**Data for this exercise**
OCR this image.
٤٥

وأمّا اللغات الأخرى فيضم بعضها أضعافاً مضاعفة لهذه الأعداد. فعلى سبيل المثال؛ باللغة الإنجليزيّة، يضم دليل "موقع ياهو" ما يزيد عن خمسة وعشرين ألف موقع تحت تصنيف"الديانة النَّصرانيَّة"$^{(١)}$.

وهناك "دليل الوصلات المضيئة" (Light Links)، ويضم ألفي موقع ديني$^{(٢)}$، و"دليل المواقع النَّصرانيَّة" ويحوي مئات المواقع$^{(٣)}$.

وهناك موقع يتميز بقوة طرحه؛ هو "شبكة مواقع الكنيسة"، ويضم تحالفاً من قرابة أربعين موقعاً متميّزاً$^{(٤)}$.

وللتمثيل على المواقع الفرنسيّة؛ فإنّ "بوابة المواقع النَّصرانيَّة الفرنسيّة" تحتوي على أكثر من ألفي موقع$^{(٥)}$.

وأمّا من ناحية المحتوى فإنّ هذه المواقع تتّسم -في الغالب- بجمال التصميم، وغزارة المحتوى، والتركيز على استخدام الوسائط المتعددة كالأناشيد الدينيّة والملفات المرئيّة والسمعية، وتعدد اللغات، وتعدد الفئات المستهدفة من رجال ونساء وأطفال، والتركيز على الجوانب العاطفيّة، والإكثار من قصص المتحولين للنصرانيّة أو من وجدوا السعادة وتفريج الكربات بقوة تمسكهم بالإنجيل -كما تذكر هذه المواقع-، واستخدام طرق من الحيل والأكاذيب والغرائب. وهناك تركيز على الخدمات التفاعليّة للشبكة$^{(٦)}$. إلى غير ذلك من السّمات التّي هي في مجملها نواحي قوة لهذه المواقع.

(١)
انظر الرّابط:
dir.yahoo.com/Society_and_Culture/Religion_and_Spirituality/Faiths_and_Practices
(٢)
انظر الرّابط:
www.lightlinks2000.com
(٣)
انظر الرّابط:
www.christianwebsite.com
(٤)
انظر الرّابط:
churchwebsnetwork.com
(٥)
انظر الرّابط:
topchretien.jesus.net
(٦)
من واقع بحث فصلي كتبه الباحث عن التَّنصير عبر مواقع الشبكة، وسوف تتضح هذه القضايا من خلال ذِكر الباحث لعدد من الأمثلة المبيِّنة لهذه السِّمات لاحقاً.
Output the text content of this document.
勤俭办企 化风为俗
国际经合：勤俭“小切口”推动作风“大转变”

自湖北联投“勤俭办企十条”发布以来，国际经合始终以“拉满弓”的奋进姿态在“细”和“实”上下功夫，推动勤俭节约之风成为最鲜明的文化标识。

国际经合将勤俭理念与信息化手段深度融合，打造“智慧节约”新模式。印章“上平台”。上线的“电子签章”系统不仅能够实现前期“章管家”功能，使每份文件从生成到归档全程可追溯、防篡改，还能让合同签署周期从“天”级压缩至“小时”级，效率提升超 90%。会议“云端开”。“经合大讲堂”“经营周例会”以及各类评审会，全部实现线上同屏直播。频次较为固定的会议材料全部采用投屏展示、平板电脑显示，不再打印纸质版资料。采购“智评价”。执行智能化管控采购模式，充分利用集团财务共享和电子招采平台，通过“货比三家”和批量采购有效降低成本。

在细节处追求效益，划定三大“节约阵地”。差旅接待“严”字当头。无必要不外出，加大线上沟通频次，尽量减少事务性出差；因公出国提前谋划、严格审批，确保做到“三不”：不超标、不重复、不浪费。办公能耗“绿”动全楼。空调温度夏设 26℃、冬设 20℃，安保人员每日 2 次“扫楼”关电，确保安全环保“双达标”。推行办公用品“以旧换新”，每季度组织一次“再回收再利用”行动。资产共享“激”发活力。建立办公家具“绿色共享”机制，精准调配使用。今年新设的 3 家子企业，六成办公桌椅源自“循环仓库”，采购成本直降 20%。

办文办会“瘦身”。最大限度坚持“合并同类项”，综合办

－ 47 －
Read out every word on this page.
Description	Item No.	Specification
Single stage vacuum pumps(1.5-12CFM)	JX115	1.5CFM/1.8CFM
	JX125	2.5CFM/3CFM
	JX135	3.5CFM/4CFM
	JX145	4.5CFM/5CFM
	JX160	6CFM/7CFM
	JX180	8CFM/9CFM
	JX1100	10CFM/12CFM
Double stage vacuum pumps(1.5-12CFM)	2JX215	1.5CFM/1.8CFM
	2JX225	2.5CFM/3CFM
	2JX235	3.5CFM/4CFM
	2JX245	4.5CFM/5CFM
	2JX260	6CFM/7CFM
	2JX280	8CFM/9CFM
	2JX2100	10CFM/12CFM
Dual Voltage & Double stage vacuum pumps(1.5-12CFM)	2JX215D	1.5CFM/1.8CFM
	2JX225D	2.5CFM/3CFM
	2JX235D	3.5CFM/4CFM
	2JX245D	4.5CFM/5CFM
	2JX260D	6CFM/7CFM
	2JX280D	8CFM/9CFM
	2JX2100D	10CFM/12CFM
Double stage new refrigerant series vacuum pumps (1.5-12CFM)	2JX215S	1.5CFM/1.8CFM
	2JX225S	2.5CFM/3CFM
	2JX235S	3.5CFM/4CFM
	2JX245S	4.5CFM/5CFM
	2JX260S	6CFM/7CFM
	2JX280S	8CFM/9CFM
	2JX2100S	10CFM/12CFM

**Instructions for the task**
Take the lines above and retype all of them exactly.

**Output of the task**
OCR this image.
٤٥

وأمّا اللغات الأخرى فيضم بعضها أضعافاً مضاعفة لهذه الأعداد. فعلى سبيل المثال؛ باللغة الإنجليزيّة، يضم دليل "موقع ياهو" ما يزيد عن خمسة وعشرين ألف موقع تحت تصنيف"الديانة النَّصرانيَّة"$^{(١)}$.

وهناك "دليل الوصلات المضيئة" (Light Links)، ويضم ألفي موقع ديني$^{(٢)}$، و"دليل المواقع النَّصرانيَّة" ويحوي مئات المواقع$^{(٣)}$.

وهناك موقع يتميز بقوة طرحه؛ هو "شبكة مواقع الكنيسة"، ويضم تحالفاً من قرابة أربعين موقعاً متميّزاً$^{(٤)}$.

وللتمثيل على المواقع الفرنسيّة؛ فإنّ "بوابة المواقع النَّصرانيَّة الفرنسيّة" تحتوي على أكثر من ألفي موقع$^{(٥)}$.

وأمّا من ناحية المحتوى فإنّ هذه المواقع تتّسم -في الغالب- بجمال التصميم، وغزارة المحتوى، والتركيز على استخدام الوسائط المتعددة كالأناشيد الدينيّة والملفات المرئيّة والسمعية، وتعدد اللغات، وتعدد الفئات المستهدفة من رجال ونساء وأطفال، والتركيز على الجوانب العاطفيّة، والإكثار من قصص المتحولين للنصرانيّة أو من وجدوا السعادة وتفريج الكربات بقوة تمسكهم بالإنجيل -كما تذكر هذه المواقع-، واستخدام طرق من الحيل والأكاذيب والغرائب. وهناك تركيز على الخدمات التفاعليّة للشبكة$^{(٦)}$. إلى غير ذلك من السّمات التّي هي في مجملها نواحي قوة لهذه المواقع.

(١)
انظر الرّابط:
dir.yahoo.com/Society_and_Culture/Religion_and_Spirituality/Faiths_and_Practices
(٢)
انظر الرّابط:
www.lightlinks2000.com
(٣)
انظر الرّابط:
www.christianwebsite.com
(٤)
انظر الرّابط:
churchwebsnetwork.com
(٥)
انظر الرّابط:
topchretien.jesus.net
(٦)
من واقع بحث فصلي كتبه الباحث عن التَّنصير عبر مواقع الشبكة، وسوف تتضح هذه القضايا من خلال ذِكر الباحث لعدد من الأمثلة المبيِّنة لهذه السِّمات لاحقاً.
Output the text content of this document.
勤俭办企 化风为俗
国际经合：勤俭“小切口”推动作风“大转变”

自湖北联投“勤俭办企十条”发布以来，国际经合始终以“拉满弓”的奋进姿态在“细”和“实”上下功夫，推动勤俭节约之风成为最鲜明的文化标识。

国际经合将勤俭理念与信息化手段深度融合，打造“智慧节约”新模式。印章“上平台”。上线的“电子签章”系统不仅能够实现前期“章管家”功能，使每份文件从生成到归档全程可追溯、防篡改，还能让合同签署周期从“天”级压缩至“小时”级，效率提升超 90%。会议“云端开”。“经合大讲堂”“经营周例会”以及各类评审会，全部实现线上同屏直播。频次较为固定的会议材料全部采用投屏展示、平板电脑显示，不再打印纸质版资料。采购“智评价”。执行智能化管控采购模式，充分利用集团财务共享和电子招采平台，通过“货比三家”和批量采购有效降低成本。

在细节处追求效益，划定三大“节约阵地”。差旅接待“严”字当头。无必要不外出，加大线上沟通频次，尽量减少事务性出差；因公出国提前谋划、严格审批，确保做到“三不”：不超标、不重复、不浪费。办公能耗“绿”动全楼。空调温度夏设 26℃、冬设 20℃，安保人员每日 2 次“扫楼”关电，确保安全环保“双达标”。推行办公用品“以旧换新”，每季度组织一次“再回收再利用”行动。资产共享“激”发活力。建立办公家具“绿色共享”机制，精准调配使用。今年新设的 3 家子企业，六成办公桌椅源自“循环仓库”，采购成本直降 20%。

办文办会“瘦身”。最大限度坚持“合并同类项”，综合办

－ 47 －
Read out every word on this page.
Description	Item No.	Specification
Single stage vacuum pumps(1.5-12CFM)	JX115	1.5CFM/1.8CFM
	JX125	2.5CFM/3CFM
	JX135	3.5CFM/4CFM
	JX145	4.5CFM/5CFM
	JX160	6CFM/7CFM
	JX180	8CFM/9CFM
	JX1100	10CFM/12CFM
Double stage vacuum pumps(1.5-12CFM)	2JX215	1.5CFM/1.8CFM
	2JX225	2.5CFM/3CFM
	2JX235	3.5CFM/4CFM
	2JX245	4.5CFM/5CFM
	2JX260	6CFM/7CFM
	2JX280	8CFM/9CFM
	2JX2100	10CFM/12CFM
Dual Voltage & Double stage vacuum pumps(1.5-12CFM)	2JX215D	1.5CFM/1.8CFM
	2JX225D	2.5CFM/3CFM
	2JX235D	3.5CFM/4CFM
	2JX245D	4.5CFM/5CFM
	2JX260D	6CFM/7CFM
	2JX280D	8CFM/9CFM
	2JX2100D	10CFM/12CFM
Double stage new refrigerant series vacuum pumps (1.5-12CFM)	2JX215S	1.5CFM/1.8CFM
	2JX225S	2.5CFM/3CFM
	2JX235S	3.5CFM/4CFM
	2JX245S	4.5CFM/5CFM
	2JX260S	6CFM/7CFM
	2JX280S	8CFM/9CFM
	2JX2100S	10CFM/12CFM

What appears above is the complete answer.